# ÉNONCÉ:
Dans toutes les données ci-dessous, renommez « x-tick-label » en « x-axis-label » et recopiez les lignes sans autre changement. Omettez les images.

# DONNÉES EXTRAITES:
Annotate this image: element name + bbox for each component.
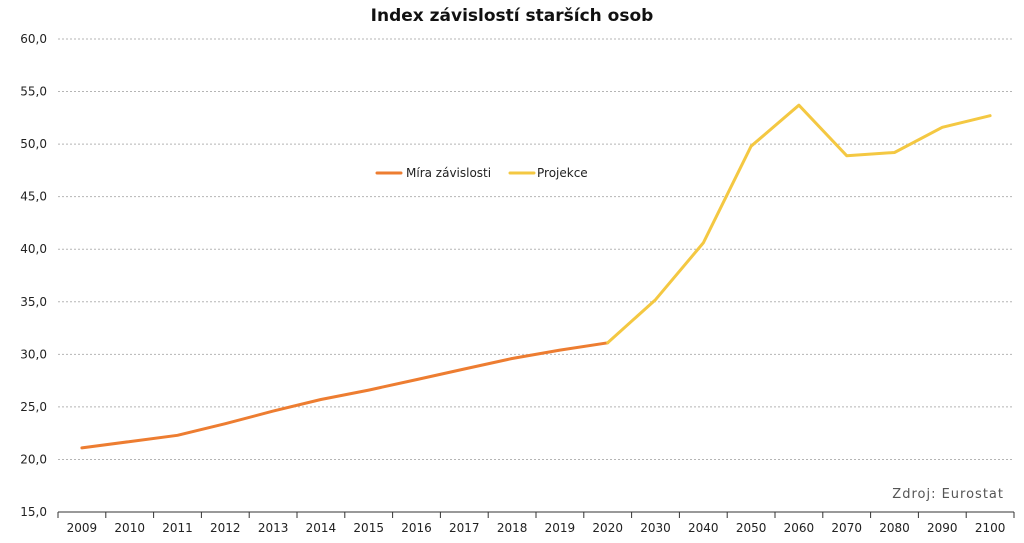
x-tick-label: 2050 (736, 521, 767, 535)
x-tick-label: 2030 (640, 521, 671, 535)
y-tick-label: 45,0 (20, 190, 47, 204)
series-line-projekce (606, 103, 992, 345)
chart-title: Index závislostí starších osob (370, 6, 654, 26)
y-tick-label: 60,0 (20, 32, 47, 46)
y-tick-label: 20,0 (20, 452, 47, 466)
x-tick-label: 2020 (592, 521, 623, 535)
x-tick-label: 2012 (210, 521, 241, 535)
x-tick-label: 2040 (688, 521, 719, 535)
x-tick-label: 2016 (401, 521, 432, 535)
y-tick-label: 25,0 (20, 400, 47, 414)
series-lines (80, 103, 992, 450)
x-tick-label: 2013 (258, 521, 289, 535)
x-tick-label: 2009 (67, 521, 98, 535)
x-tick-label: 2090 (927, 521, 958, 535)
y-tick-label: 35,0 (20, 295, 47, 309)
x-tick-label: 2080 (879, 521, 910, 535)
y-tick-label: 30,0 (20, 347, 47, 361)
x-tick-label: 2015 (353, 521, 384, 535)
y-axis-ticks: 15,0 20,0 25,0 30,0 35,0 40,0 45,0 50,0 55,0 60,0 (20, 32, 47, 519)
legend: Míra závislosti Projekce (375, 166, 588, 180)
x-tick-label: 2018 (497, 521, 528, 535)
y-tick-label: 55,0 (20, 85, 47, 99)
legend-label: Míra závislosti (406, 166, 491, 180)
y-tick-label: 40,0 (20, 242, 47, 256)
x-axis-ticks: 2009 2010 2011 2012 2013 2014 2015 2016 2017 2018… (67, 521, 1006, 535)
x-tick-label: 2011 (162, 521, 193, 535)
y-tick-label: 15,0 (20, 505, 47, 519)
y-tick-label: 50,0 (20, 137, 47, 151)
x-tick-label: 2017 (449, 521, 480, 535)
x-tick-label: 2060 (784, 521, 815, 535)
x-tick-label: 2070 (831, 521, 862, 535)
axes (57, 511, 1015, 518)
x-tick-label: 2014 (306, 521, 337, 535)
legend-label: Projekce (537, 166, 588, 180)
series-line-mira-zavislosti (80, 341, 610, 450)
gridlines (58, 38, 1014, 460)
source-note: Zdroj: Eurostat (892, 487, 1004, 502)
x-tick-label: 2019 (545, 521, 576, 535)
x-tick-label: 2100 (975, 521, 1006, 535)
x-tick-label: 2010 (114, 521, 145, 535)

# RÉPONSE:
Annotate this image: element name + bbox for each component.
x-axis-label: 2050 (736, 521, 767, 535)
x-axis-label: 2030 (640, 521, 671, 535)
y-tick-label: 45,0 (20, 190, 47, 204)
series-line-projekce (606, 103, 992, 345)
chart-title: Index závislostí starších osob (370, 6, 654, 26)
y-tick-label: 60,0 (20, 32, 47, 46)
y-tick-label: 20,0 (20, 452, 47, 466)
x-axis-label: 2020 (592, 521, 623, 535)
x-axis-label: 2012 (210, 521, 241, 535)
x-axis-label: 2040 (688, 521, 719, 535)
x-axis-label: 2016 (401, 521, 432, 535)
y-tick-label: 25,0 (20, 400, 47, 414)
series-lines (80, 103, 992, 450)
x-axis-label: 2013 (258, 521, 289, 535)
x-axis-label: 2009 (67, 521, 98, 535)
x-axis-label: 2090 (927, 521, 958, 535)
y-tick-label: 35,0 (20, 295, 47, 309)
x-axis-label: 2080 (879, 521, 910, 535)
y-tick-label: 30,0 (20, 347, 47, 361)
x-axis-label: 2015 (353, 521, 384, 535)
y-axis-ticks: 15,0 20,0 25,0 30,0 35,0 40,0 45,0 50,0 55,0 60,0 (20, 32, 47, 519)
legend: Míra závislosti Projekce (375, 166, 588, 180)
x-axis-label: 2018 (497, 521, 528, 535)
y-tick-label: 55,0 (20, 85, 47, 99)
legend-label: Míra závislosti (406, 166, 491, 180)
y-tick-label: 40,0 (20, 242, 47, 256)
x-axis-ticks: 2009 2010 2011 2012 2013 2014 2015 2016 2017 2018… (67, 521, 1006, 535)
x-axis-label: 2011 (162, 521, 193, 535)
y-tick-label: 15,0 (20, 505, 47, 519)
y-tick-label: 50,0 (20, 137, 47, 151)
x-axis-label: 2017 (449, 521, 480, 535)
x-axis-label: 2060 (784, 521, 815, 535)
x-axis-label: 2070 (831, 521, 862, 535)
axes (57, 511, 1015, 518)
x-axis-label: 2014 (306, 521, 337, 535)
legend-label: Projekce (537, 166, 588, 180)
series-line-mira-zavislosti (80, 341, 610, 450)
gridlines (58, 38, 1014, 460)
source-note: Zdroj: Eurostat (892, 487, 1004, 502)
x-axis-label: 2019 (545, 521, 576, 535)
x-axis-label: 2100 (975, 521, 1006, 535)
x-axis-label: 2010 (114, 521, 145, 535)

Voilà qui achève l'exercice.